§ EXERCISE BRIEF:
Each entry that follows is to be retyped exactly. Pictures do not belong in the copy.

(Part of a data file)
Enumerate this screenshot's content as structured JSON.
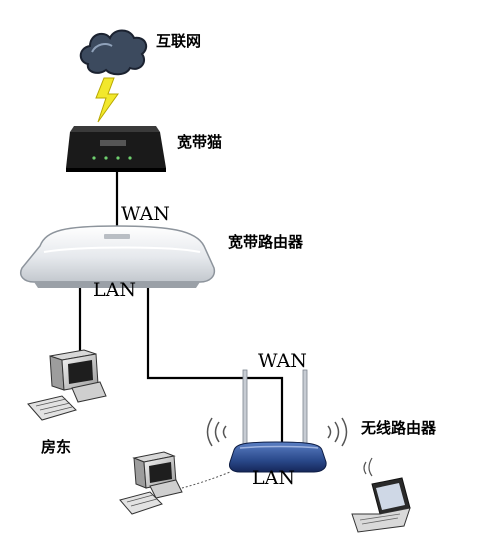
{
  "labels": {
    "internet": "互联网",
    "modem": "宽带猫",
    "router": "宽带路由器",
    "wireless_router": "无线路由器",
    "landlord": "房东",
    "router_wan": "WAN",
    "router_lan": "LAN",
    "wireless_wan": "WAN",
    "wireless_lan": "LAN"
  },
  "icons": {
    "internet": "cloud-icon",
    "link": "lightning-bolt-icon",
    "modem": "modem-icon",
    "router": "router-icon",
    "wireless_router": "wireless-router-icon",
    "landlord_pc": "desktop-computer-icon",
    "client_pc": "desktop-computer-icon",
    "laptop": "laptop-icon"
  },
  "colors": {
    "cloud": "#3c4a5e",
    "bolt": "#f2e82c",
    "modem": "#1a1a1a",
    "router": "#e9ecef",
    "wireless_router": "#2b4a8c",
    "cable": "#000000"
  }
}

§ THE OUTPUT:
Enumerate this screenshot's content as structured JSON.
{
  "labels": {
    "internet": "互联网",
    "modem": "宽带猫",
    "router": "宽带路由器",
    "wireless_router": "无线路由器",
    "landlord": "房东",
    "router_wan": "WAN",
    "router_lan": "LAN",
    "wireless_wan": "WAN",
    "wireless_lan": "LAN"
  },
  "icons": {
    "internet": "cloud-icon",
    "link": "lightning-bolt-icon",
    "modem": "modem-icon",
    "router": "router-icon",
    "wireless_router": "wireless-router-icon",
    "landlord_pc": "desktop-computer-icon",
    "client_pc": "desktop-computer-icon",
    "laptop": "laptop-icon"
  },
  "colors": {
    "cloud": "#3c4a5e",
    "bolt": "#f2e82c",
    "modem": "#1a1a1a",
    "router": "#e9ecef",
    "wireless_router": "#2b4a8c",
    "cable": "#000000"
  }
}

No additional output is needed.